• _SET TASK_:
Scan the material and copy every line in which "JSON" appears.

• _THE RECORDS_:

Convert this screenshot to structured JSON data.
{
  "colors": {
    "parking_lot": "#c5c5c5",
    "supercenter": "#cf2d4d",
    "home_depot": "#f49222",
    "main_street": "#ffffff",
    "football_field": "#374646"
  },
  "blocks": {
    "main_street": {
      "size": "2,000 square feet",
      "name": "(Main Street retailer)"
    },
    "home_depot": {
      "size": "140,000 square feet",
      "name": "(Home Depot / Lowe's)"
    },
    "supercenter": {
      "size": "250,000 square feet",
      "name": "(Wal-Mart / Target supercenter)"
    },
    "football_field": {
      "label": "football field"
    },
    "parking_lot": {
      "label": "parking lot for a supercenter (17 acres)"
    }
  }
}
---
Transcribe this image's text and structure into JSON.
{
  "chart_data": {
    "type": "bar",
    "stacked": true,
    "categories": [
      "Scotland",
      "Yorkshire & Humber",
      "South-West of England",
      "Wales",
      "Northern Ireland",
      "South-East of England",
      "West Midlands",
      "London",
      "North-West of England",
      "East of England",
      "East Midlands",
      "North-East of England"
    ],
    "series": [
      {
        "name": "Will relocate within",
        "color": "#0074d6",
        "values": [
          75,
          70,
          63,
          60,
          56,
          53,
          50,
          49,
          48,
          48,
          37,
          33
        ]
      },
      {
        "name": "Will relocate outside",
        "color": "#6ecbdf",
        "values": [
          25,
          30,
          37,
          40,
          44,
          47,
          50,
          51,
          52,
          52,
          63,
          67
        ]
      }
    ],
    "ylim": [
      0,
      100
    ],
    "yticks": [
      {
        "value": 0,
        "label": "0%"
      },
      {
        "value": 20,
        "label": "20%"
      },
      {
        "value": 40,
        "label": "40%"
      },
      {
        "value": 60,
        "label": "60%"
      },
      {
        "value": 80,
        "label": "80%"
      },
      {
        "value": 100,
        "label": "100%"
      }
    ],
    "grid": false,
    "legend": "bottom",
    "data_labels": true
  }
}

• _REPLY TO THE TASK_:
Convert this screenshot to structured JSON data.
Transcribe this image's text and structure into JSON.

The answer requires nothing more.